## YOUR TASK:
Take every line from the listing below that includes "Grace" and copy it.

* START SUPPLIED MATERIAL *

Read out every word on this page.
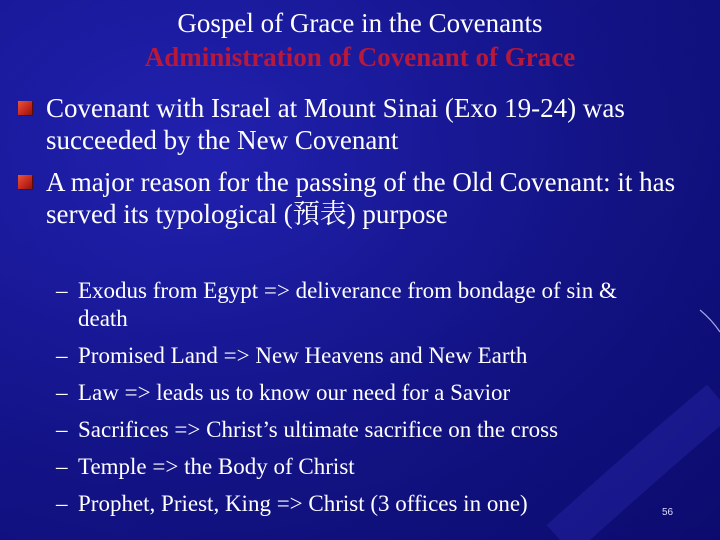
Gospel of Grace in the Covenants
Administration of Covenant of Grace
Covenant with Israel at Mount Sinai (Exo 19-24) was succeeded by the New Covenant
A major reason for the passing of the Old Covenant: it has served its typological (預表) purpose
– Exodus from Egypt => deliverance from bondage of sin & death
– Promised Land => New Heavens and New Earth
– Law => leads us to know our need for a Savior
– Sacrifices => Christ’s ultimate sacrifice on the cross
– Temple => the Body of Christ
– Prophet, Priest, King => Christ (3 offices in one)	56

* END SUPPLIED MATERIAL *

## RESULT FOR THIS EXERCISE:
Gospel of Grace in the Covenants
Administration of Covenant of Grace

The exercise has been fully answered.